## EXERCISE DETAILS
Go through the material below and copy all lines with "anxiety".

Dataset entries:
────────────────────

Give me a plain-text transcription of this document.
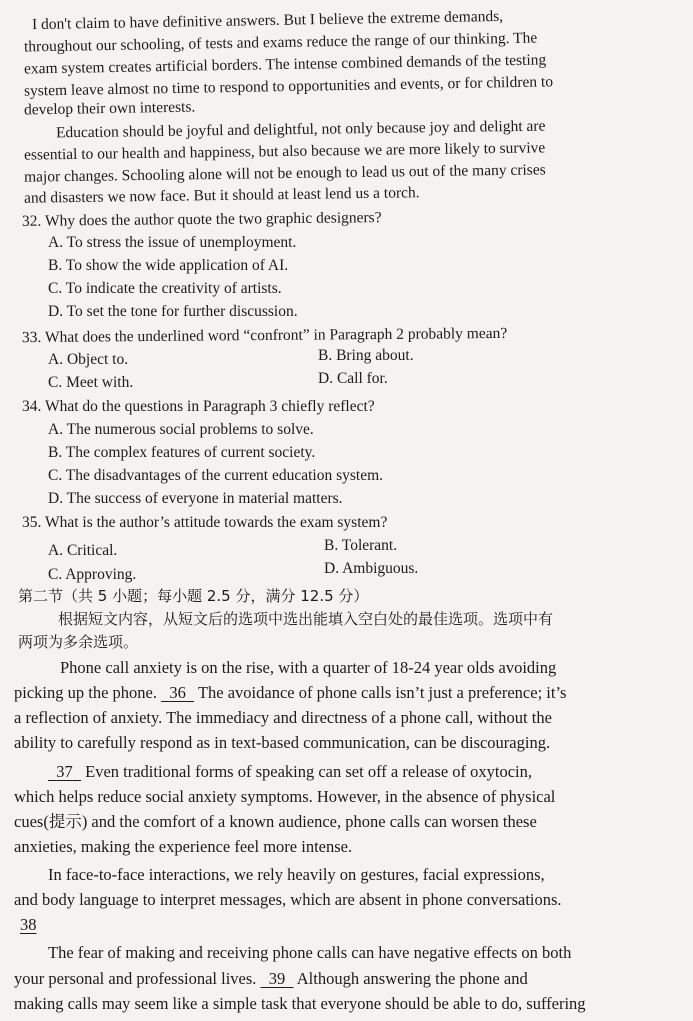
I don't claim to have definitive answers. But I believe the extreme demands,
throughout our schooling, of tests and exams reduce the range of our thinking. The
exam system creates artificial borders. The intense combined demands of the testing
system leave almost no time to respond to opportunities and events, or for children to
develop their own interests.
Education should be joyful and delightful, not only because joy and delight are
essential to our health and happiness, but also because we are more likely to survive
major changes. Schooling alone will not be enough to lead us out of the many crises
and disasters we now face. But it should at least lend us a torch.
32. Why does the author quote the two graphic designers?
A. To stress the issue of unemployment.
B. To show the wide application of AI.
C. To indicate the creativity of artists.
D. To set the tone for further discussion.
33. What does the underlined word “confront” in Paragraph 2 probably mean?
A. Object to.	B. Bring about.
C. Meet with.	D. Call for.
34. What do the questions in Paragraph 3 chiefly reflect?
A. The numerous social problems to solve.
B. The complex features of current society.
C. The disadvantages of the current education system.
D. The success of everyone in material matters.
35. What is the author’s attitude towards the exam system?
A. Critical.	B. Tolerant.
C. Approving.	D. Ambiguous.
第二节（共 5 小题；每小题 2.5 分，满分 12.5 分）
根据短文内容，从短文后的选项中选出能填入空白处的最佳选项。选项中有
两项为多余选项。
Phone call anxiety is on the rise, with a quarter of 18-24 year olds avoiding
picking up the phone. 36 The avoidance of phone calls isn’t just a preference; it’s
a reflection of anxiety. The immediacy and directness of a phone call, without the
ability to carefully respond as in text-based communication, can be discouraging.
37 Even traditional forms of speaking can set off a release of oxytocin,
which helps reduce social anxiety symptoms. However, in the absence of physical
cues(提示) and the comfort of a known audience, phone calls can worsen these
anxieties, making the experience feel more intense.
In face-to-face interactions, we rely heavily on gestures, facial expressions,
and body language to interpret messages, which are absent in phone conversations.
38
The fear of making and receiving phone calls can have negative effects on both
your personal and professional lives. 39 Although answering the phone and
making calls may seem like a simple task that everyone should be able to do, suffering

────────────────────

## RESULT FOR THIS TASK
Phone call anxiety is on the rise, with a quarter of 18-24 year olds avoiding
a reflection of anxiety. The immediacy and directness of a phone call, without the
which helps reduce social anxiety symptoms. However, in the absence of physical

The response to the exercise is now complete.